### STORED ROWS
• • • • •
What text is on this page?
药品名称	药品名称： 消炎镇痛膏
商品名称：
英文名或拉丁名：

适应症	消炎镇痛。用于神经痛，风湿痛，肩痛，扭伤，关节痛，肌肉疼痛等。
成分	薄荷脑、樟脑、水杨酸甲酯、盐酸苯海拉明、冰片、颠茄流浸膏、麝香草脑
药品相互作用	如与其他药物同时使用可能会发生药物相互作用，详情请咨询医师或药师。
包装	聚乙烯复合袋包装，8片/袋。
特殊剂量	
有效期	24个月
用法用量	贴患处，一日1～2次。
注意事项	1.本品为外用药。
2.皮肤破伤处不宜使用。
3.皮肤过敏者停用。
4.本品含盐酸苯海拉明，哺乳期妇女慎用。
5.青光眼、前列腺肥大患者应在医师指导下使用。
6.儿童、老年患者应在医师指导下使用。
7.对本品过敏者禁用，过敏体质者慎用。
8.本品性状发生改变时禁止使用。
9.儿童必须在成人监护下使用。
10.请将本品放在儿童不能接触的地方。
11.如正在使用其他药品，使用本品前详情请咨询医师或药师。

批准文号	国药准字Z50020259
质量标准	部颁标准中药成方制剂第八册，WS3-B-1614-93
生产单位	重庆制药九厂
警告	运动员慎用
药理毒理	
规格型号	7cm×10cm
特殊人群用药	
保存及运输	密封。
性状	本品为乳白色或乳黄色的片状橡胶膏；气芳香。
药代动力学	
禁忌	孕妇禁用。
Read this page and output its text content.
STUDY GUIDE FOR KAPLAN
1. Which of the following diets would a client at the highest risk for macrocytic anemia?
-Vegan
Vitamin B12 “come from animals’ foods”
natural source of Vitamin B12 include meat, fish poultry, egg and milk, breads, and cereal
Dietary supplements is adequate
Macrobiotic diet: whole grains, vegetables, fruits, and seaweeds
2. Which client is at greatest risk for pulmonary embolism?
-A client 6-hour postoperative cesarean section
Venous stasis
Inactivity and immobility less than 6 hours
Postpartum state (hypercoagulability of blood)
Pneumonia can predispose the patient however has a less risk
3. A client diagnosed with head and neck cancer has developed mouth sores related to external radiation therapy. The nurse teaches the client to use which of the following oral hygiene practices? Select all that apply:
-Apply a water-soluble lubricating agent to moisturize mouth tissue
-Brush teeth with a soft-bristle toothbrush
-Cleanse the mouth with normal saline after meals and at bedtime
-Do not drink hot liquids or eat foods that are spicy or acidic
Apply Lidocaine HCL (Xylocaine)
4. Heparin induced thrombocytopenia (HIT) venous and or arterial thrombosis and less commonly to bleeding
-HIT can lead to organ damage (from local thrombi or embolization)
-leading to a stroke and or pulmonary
• • • • •
### AIM
Copy out each record, keeping every word as it is.

### EXERCISE OUTPUT
What text is on this page?
药品名称	药品名称： 消炎镇痛膏
商品名称：
英文名或拉丁名：

适应症	消炎镇痛。用于神经痛，风湿痛，肩痛，扭伤，关节痛，肌肉疼痛等。
成分	薄荷脑、樟脑、水杨酸甲酯、盐酸苯海拉明、冰片、颠茄流浸膏、麝香草脑
药品相互作用	如与其他药物同时使用可能会发生药物相互作用，详情请咨询医师或药师。
包装	聚乙烯复合袋包装，8片/袋。
特殊剂量	
有效期	24个月
用法用量	贴患处，一日1～2次。
注意事项	1.本品为外用药。
2.皮肤破伤处不宜使用。
3.皮肤过敏者停用。
4.本品含盐酸苯海拉明，哺乳期妇女慎用。
5.青光眼、前列腺肥大患者应在医师指导下使用。
6.儿童、老年患者应在医师指导下使用。
7.对本品过敏者禁用，过敏体质者慎用。
8.本品性状发生改变时禁止使用。
9.儿童必须在成人监护下使用。
10.请将本品放在儿童不能接触的地方。
11.如正在使用其他药品，使用本品前详情请咨询医师或药师。

批准文号	国药准字Z50020259
质量标准	部颁标准中药成方制剂第八册，WS3-B-1614-93
生产单位	重庆制药九厂
警告	运动员慎用
药理毒理	
规格型号	7cm×10cm
特殊人群用药	
保存及运输	密封。
性状	本品为乳白色或乳黄色的片状橡胶膏；气芳香。
药代动力学	
禁忌	孕妇禁用。
Read this page and output its text content.
STUDY GUIDE FOR KAPLAN
1. Which of the following diets would a client at the highest risk for macrocytic anemia?
-Vegan
Vitamin B12 “come from animals’ foods”
natural source of Vitamin B12 include meat, fish poultry, egg and milk, breads, and cereal
Dietary supplements is adequate
Macrobiotic diet: whole grains, vegetables, fruits, and seaweeds
2. Which client is at greatest risk for pulmonary embolism?
-A client 6-hour postoperative cesarean section
Venous stasis
Inactivity and immobility less than 6 hours
Postpartum state (hypercoagulability of blood)
Pneumonia can predispose the patient however has a less risk
3. A client diagnosed with head and neck cancer has developed mouth sores related to external radiation therapy. The nurse teaches the client to use which of the following oral hygiene practices? Select all that apply:
-Apply a water-soluble lubricating agent to moisturize mouth tissue
-Brush teeth with a soft-bristle toothbrush
-Cleanse the mouth with normal saline after meals and at bedtime
-Do not drink hot liquids or eat foods that are spicy or acidic
Apply Lidocaine HCL (Xylocaine)
4. Heparin induced thrombocytopenia (HIT) venous and or arterial thrombosis and less commonly to bleeding
-HIT can lead to organ damage (from local thrombi or embolization)
-leading to a stroke and or pulmonary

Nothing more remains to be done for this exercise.